РАЗДЕЛ ДОКУМЕНТА>
◇ ◇ ◇ ◇ ◇ ◇ ◇
Человек не только строит мир, но и разрушает ранее отстроенное в нем, вновь и вновь перестраивая мир по все более историцистским рациональным меркам, а с позиции метаистории, - меркам крайне иррациональным. И средства самонасилия в этом деле играют решающую роль. Человек, пытающийся не только пред- полагать свою особую феноменальность, но и тотально рас- полагать, владеть всем Миро-Зданием предельной феноменологизацией своей изначальной ноуменальности, просто обречен быть основным виновником вселенской деструкции, глобальной самообъективации и самоотчуждения. С.Кьергегор связывает деструктивное поведение исторического человека его архетипическим страхом перед Ничто из которого был сотворен Богом. По ходу истории, от поколения к поколению изначальный страх все более возрастает и осознается человеком в качестве платы за его греховное существование в пределах вселенского Нечто. “В последующем индивиде страх становится рефлективнее. - пишет С.Кьеркегор. - Это может быть выражено тем, что Ничто, являющееся предметом страха, вместе с тем все больше и больше превращается в Нечто. Мы не утверждаем, что оно действительно превращается в Нечто или действительно обозначает Нечто, мы не утверждаем, что теперь вместо Ничто тут полагается грех или что-то другое... надо лишь заметить, что это не такое Ничто, к которому индивид не имеет никакого отношения, но Ничто, поддерживающее живой союз с неведением невинности”.[368] Изначальная невинность в расконсолидированном человеке, погруженном своей экзистенцией не столько в Нечто, сколько в Ничтожество, лежит за пределами его самосознания, а потому “неведение невинности” замещается в нем “ведением вины”. Но и само ведение вины оказывается запрятанным в тайниках самосознания, дающим о себе знать лишь в форме со- вести, совместной вести Ничто и Нечто по поводу экзистенциального Ничтожества, которое идеологизированное самосознание склонно реифицировать, приписывая ему статус абсолютной Реальности или реальности Абсолюта. “Все, что унижает и губит человека, - утверждал Ф.Ницше, - возводится в идеал ”.[369] Абсолютный историцистский идеал есть абсолютно реифицированное Ничтожество.
◇ ◇ ◇ ◇ ◇ ◇ ◇
ИСХОДНЫЕ ЗАПИСИ>
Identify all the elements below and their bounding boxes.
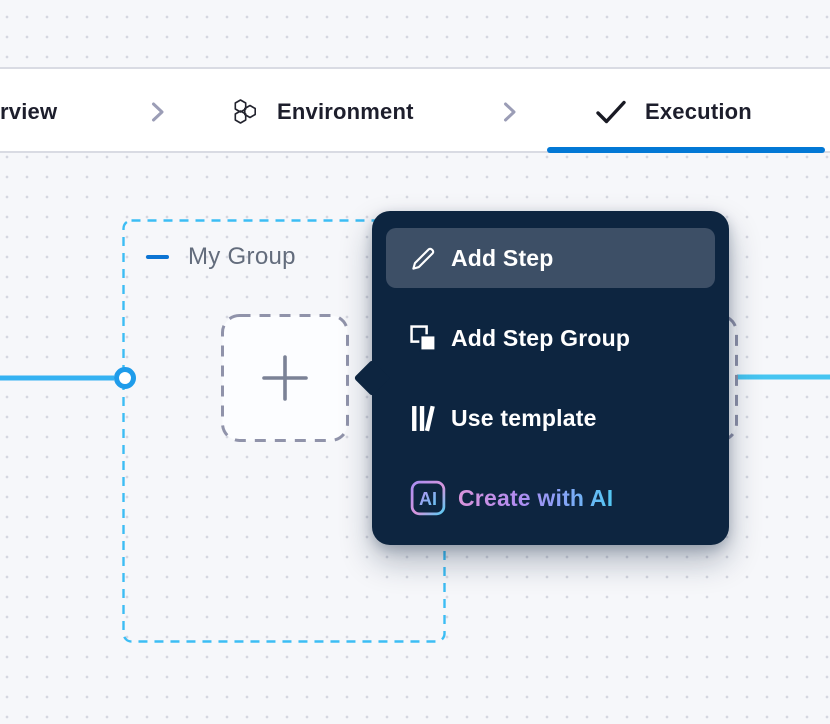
template-library-icon	[410, 405, 437, 432]
plus-icon[interactable]	[262, 355, 308, 401]
menu-item-add-step-label: Add Step	[451, 244, 554, 271]
tab-execution-label: Execution	[645, 99, 752, 124]
tab-overview[interactable]: rview	[0, 90, 57, 134]
step-group-label[interactable]: My Group	[188, 243, 296, 270]
step-group-header: My Group	[146, 243, 296, 271]
menu-item-use-template-label: Use template	[451, 404, 597, 431]
collapse-group-minus-icon[interactable]	[146, 254, 169, 260]
ai-badge-icon: AI	[410, 480, 446, 516]
menu-item-add-step[interactable]: Add Step	[386, 228, 715, 288]
tab-environment-label: Environment	[277, 99, 414, 124]
check-icon	[593, 98, 629, 126]
active-tab-indicator	[547, 147, 825, 153]
pipeline-stage-tabs: rview Environment Execution	[0, 67, 830, 153]
menu-item-add-step-group-label: Add Step Group	[451, 324, 631, 351]
tab-environment[interactable]: Environment	[231, 90, 414, 134]
menu-item-create-with-ai[interactable]: AI Create with AI	[386, 468, 715, 528]
hexagons-icon	[231, 98, 259, 126]
menu-item-use-template[interactable]: Use template	[386, 388, 715, 448]
pencil-icon	[410, 245, 437, 272]
tab-overview-label: rview	[0, 99, 58, 124]
tab-execution[interactable]: Execution	[593, 90, 752, 134]
chevron-right-icon	[152, 102, 164, 122]
chevron-right-icon	[504, 102, 516, 122]
connector-port-circle[interactable]	[114, 367, 136, 389]
menu-item-create-with-ai-label: Create with AI	[458, 484, 614, 511]
menu-item-add-step-group[interactable]: Add Step Group	[386, 308, 715, 368]
step-group-icon	[410, 324, 437, 352]
add-step-context-menu: Add Step Add Step Group Use template	[353, 211, 729, 545]
ai-badge-text: AI	[419, 489, 437, 509]
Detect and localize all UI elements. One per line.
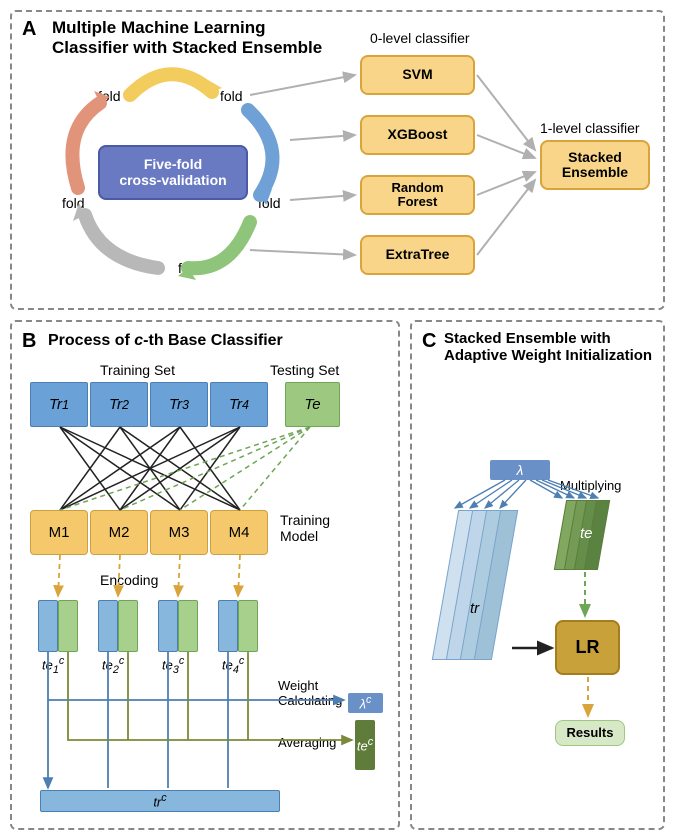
panel-b-title: Process of c-th Base Classifier <box>48 332 283 350</box>
training-set-label: Training Set <box>100 362 175 378</box>
enc3-label: te3c <box>162 655 184 676</box>
lambda-c-box: λc <box>348 693 383 713</box>
fold-top-left: fold <box>98 88 121 104</box>
fold-left: fold <box>62 195 85 211</box>
xgboost-box: XGBoost <box>360 115 475 155</box>
center-cv-box: Five-fold cross-validation <box>98 145 248 200</box>
tr1: Tr1 <box>30 382 88 427</box>
m3: M3 <box>150 510 208 555</box>
enc4-label: te4c <box>222 655 244 676</box>
enc1-label: te1c <box>42 655 64 676</box>
te: Te <box>285 382 340 427</box>
results-box: Results <box>555 720 625 746</box>
multiplying-label: Multiplying <box>560 478 621 493</box>
enc2-l <box>98 600 118 652</box>
m4: M4 <box>210 510 268 555</box>
m1: M1 <box>30 510 88 555</box>
rf-box: Random Forest <box>360 175 475 215</box>
enc3-l <box>158 600 178 652</box>
panel-a-title: Multiple Machine Learning Classifier wit… <box>52 18 322 58</box>
testing-set-label: Testing Set <box>270 362 339 378</box>
enc1-r <box>58 600 78 652</box>
c-lambda: λ <box>490 460 550 480</box>
te-c-box: tec <box>355 720 375 770</box>
enc4-r <box>238 600 258 652</box>
panel-b-label: B <box>22 330 36 353</box>
averaging-label: Averaging <box>278 735 336 750</box>
panel-a-col1: 1-level classifier <box>540 120 640 136</box>
enc2-label: te2c <box>102 655 124 676</box>
enc4-l <box>218 600 238 652</box>
c-te-label: te <box>580 525 593 542</box>
training-model-label: Training Model <box>280 512 330 544</box>
svm-box: SVM <box>360 55 475 95</box>
m2: M2 <box>90 510 148 555</box>
enc1-l <box>38 600 58 652</box>
encoding-label: Encoding <box>100 572 158 588</box>
panel-c-title: Stacked Ensemble with Adaptive Weight In… <box>444 330 652 364</box>
c-tr-label: tr <box>470 600 479 617</box>
panel-a-col0: 0-level classifier <box>370 30 470 46</box>
tr4: Tr4 <box>210 382 268 427</box>
ensemble-box: Stacked Ensemble <box>540 140 650 190</box>
panel-c-label: C <box>422 330 436 353</box>
fold-top-right: fold <box>220 88 243 104</box>
c-tr-group <box>445 510 525 660</box>
tr2: Tr2 <box>90 382 148 427</box>
panel-a-label: A <box>22 18 36 41</box>
tr-c-box: trc <box>40 790 280 812</box>
weight-calc-label: Weight Calculating <box>278 678 342 708</box>
enc2-r <box>118 600 138 652</box>
fold-right: fold <box>258 195 281 211</box>
diagram-canvas: A Multiple Machine Learning Classifier w… <box>0 0 675 840</box>
fold-bottom: fold <box>178 260 201 276</box>
extratree-box: ExtraTree <box>360 235 475 275</box>
tr3: Tr3 <box>150 382 208 427</box>
lr-box: LR <box>555 620 620 675</box>
enc3-r <box>178 600 198 652</box>
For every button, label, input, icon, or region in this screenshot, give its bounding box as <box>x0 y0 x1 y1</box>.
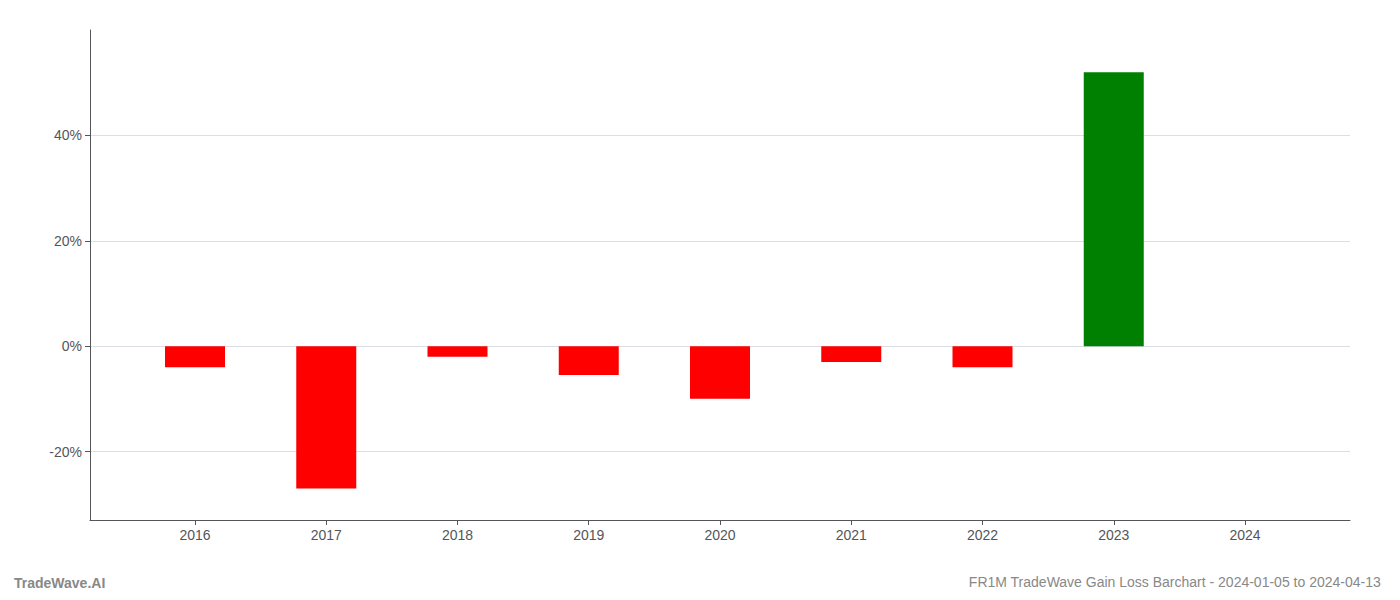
svg-text:2021: 2021 <box>836 527 867 543</box>
svg-text:2018: 2018 <box>442 527 473 543</box>
svg-text:20%: 20% <box>54 233 82 249</box>
svg-text:2022: 2022 <box>967 527 998 543</box>
svg-text:TradeWave.AI: TradeWave.AI <box>14 575 105 591</box>
svg-text:2019: 2019 <box>573 527 604 543</box>
svg-text:40%: 40% <box>54 127 82 143</box>
svg-text:2023: 2023 <box>1098 527 1129 543</box>
svg-text:-20%: -20% <box>49 444 82 460</box>
svg-text:2020: 2020 <box>704 527 735 543</box>
svg-text:2017: 2017 <box>311 527 342 543</box>
svg-text:2016: 2016 <box>179 527 210 543</box>
svg-text:0%: 0% <box>62 338 82 354</box>
svg-text:FR1M TradeWave Gain Loss Barch: FR1M TradeWave Gain Loss Barchart - 2024… <box>969 574 1381 590</box>
svg-text:2024: 2024 <box>1229 527 1260 543</box>
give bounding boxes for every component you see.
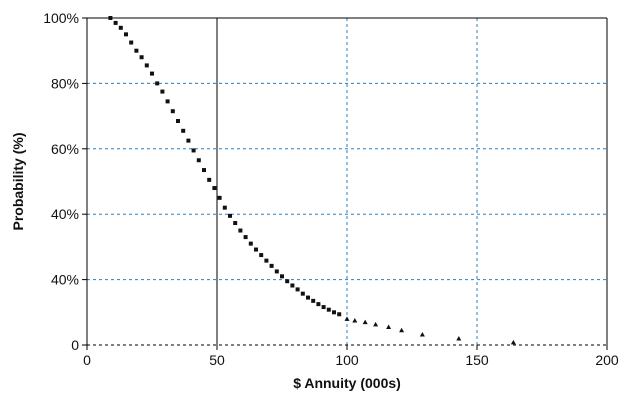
data-point	[285, 279, 290, 284]
data-point	[337, 312, 342, 317]
x-tick-label: 150	[465, 352, 489, 368]
data-point	[202, 168, 206, 173]
data-point	[311, 298, 316, 303]
y-axis-title: Probability (%)	[10, 132, 26, 230]
data-point	[316, 302, 321, 307]
data-point	[222, 205, 227, 210]
data-point	[300, 291, 305, 296]
data-point	[264, 258, 269, 263]
data-points	[108, 16, 516, 345]
data-point	[290, 283, 295, 288]
x-tick-label: 200	[595, 352, 619, 368]
data-point	[186, 138, 191, 143]
data-point	[269, 263, 274, 268]
data-point	[113, 20, 118, 25]
data-point	[212, 186, 217, 191]
y-tick-label: 60%	[51, 141, 79, 157]
data-point	[196, 158, 201, 163]
data-point	[144, 63, 149, 68]
data-point	[274, 269, 279, 274]
data-point	[456, 335, 462, 341]
x-tick-label: 50	[209, 352, 225, 368]
data-point	[176, 119, 180, 124]
y-tick-label: 40%	[51, 272, 79, 288]
y-tick-label: 0	[71, 337, 79, 353]
y-tick-label: 100%	[43, 10, 79, 26]
data-point	[306, 295, 310, 300]
data-point	[233, 221, 238, 226]
data-point	[419, 332, 425, 337]
data-point	[217, 195, 222, 200]
data-point	[129, 40, 134, 45]
x-axis-title: $ Annuity (000s)	[293, 375, 401, 391]
data-point	[124, 32, 128, 37]
data-point	[238, 228, 243, 233]
y-tick-label: 40%	[51, 206, 79, 222]
data-point	[160, 89, 165, 94]
data-point	[139, 55, 144, 60]
data-point	[150, 71, 154, 76]
data-point	[259, 253, 264, 258]
x-axis-ticks: 0 50 100 150 200	[83, 345, 619, 368]
data-point	[243, 235, 248, 240]
data-point	[165, 99, 170, 104]
data-point	[280, 274, 284, 279]
data-point	[362, 319, 368, 325]
data-point	[332, 310, 336, 315]
data-point	[399, 327, 405, 333]
data-point	[118, 25, 123, 30]
data-point	[254, 247, 258, 252]
data-point	[181, 128, 186, 133]
y-axis-ticks: 0 40% 40% 60% 80% 100%	[43, 10, 87, 353]
x-tick-label: 0	[83, 352, 91, 368]
data-point	[108, 16, 113, 20]
data-point	[352, 317, 358, 323]
data-point	[155, 81, 160, 86]
data-point	[134, 48, 139, 53]
y-tick-label: 80%	[51, 75, 79, 91]
data-point	[170, 109, 175, 114]
data-point	[344, 316, 350, 321]
plot-frame	[86, 17, 608, 346]
data-point	[510, 339, 516, 345]
grid-lines	[87, 18, 607, 346]
data-point	[295, 287, 300, 292]
data-point	[321, 305, 326, 310]
data-point	[326, 307, 331, 312]
data-point	[191, 148, 196, 153]
data-point	[386, 324, 392, 330]
data-point	[373, 321, 379, 327]
data-point	[207, 177, 212, 182]
x-tick-label: 100	[335, 352, 359, 368]
data-point	[228, 213, 232, 218]
data-point	[248, 241, 253, 246]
◇ ◇ ◇ ◇ ◇ ◇ ◇
ФОРМУЛИРОВКА ЗАДАНИЯ> Изложите в виде краткого списка абзац фрагмента о страхе перед Ничто, который начинается словами «Человек не только строит мир». Сохраните его основные положения.

ОТВЕТ К ЗАДАНИЮ>
- Человек не только строит мир, но и разрушает построенное. Он перестраивает мир по историцистским рациональным меркам, которые с позиции метаистории крайне иррациональны. Решающую роль в этом играют средства самонасилия.
- Человек стремится владеть всем Миро-Зданием через предельную феноменологизацию своей изначальной ноуменальности. Поэтому он обречен стать основным виновником вселенской деструкции, глобальной самообъективации и самоотчуждения.
- С. Кьеркегор связывает деструктивное поведение исторического человека с архетипическим страхом перед Ничто, из которого человек был сотворен Богом.
- Этот страх растет от поколения к поколению и осознается как плата за греховное существование в пределах вселенского Нечто. По словам Кьеркегора, страх становится рефлективнее: Ничто все больше превращается в Нечто и поддерживает живой союз с неведением невинности.
- У расконсолидированного человека изначальная невинность лежит за пределами самосознания. Поэтому «неведение невинности» замещается в нем «ведением вины».
- Ведение вины скрыто в тайниках самосознания и проявляется лишь как совесть, то есть совместная весть Ничто и Нечто об экзистенциальном Ничтожестве. Идеологизированное самосознание склонно реифицировать это Ничтожество, приписывая ему статус абсолютной Реальности.
- Приводятся слова Ф. Ницше о том, что все унижающее и губящее человека возводится в идеал. Абзац завершается выводом: абсолютный историцистский идеал есть абсолютно реифицированное Ничтожество.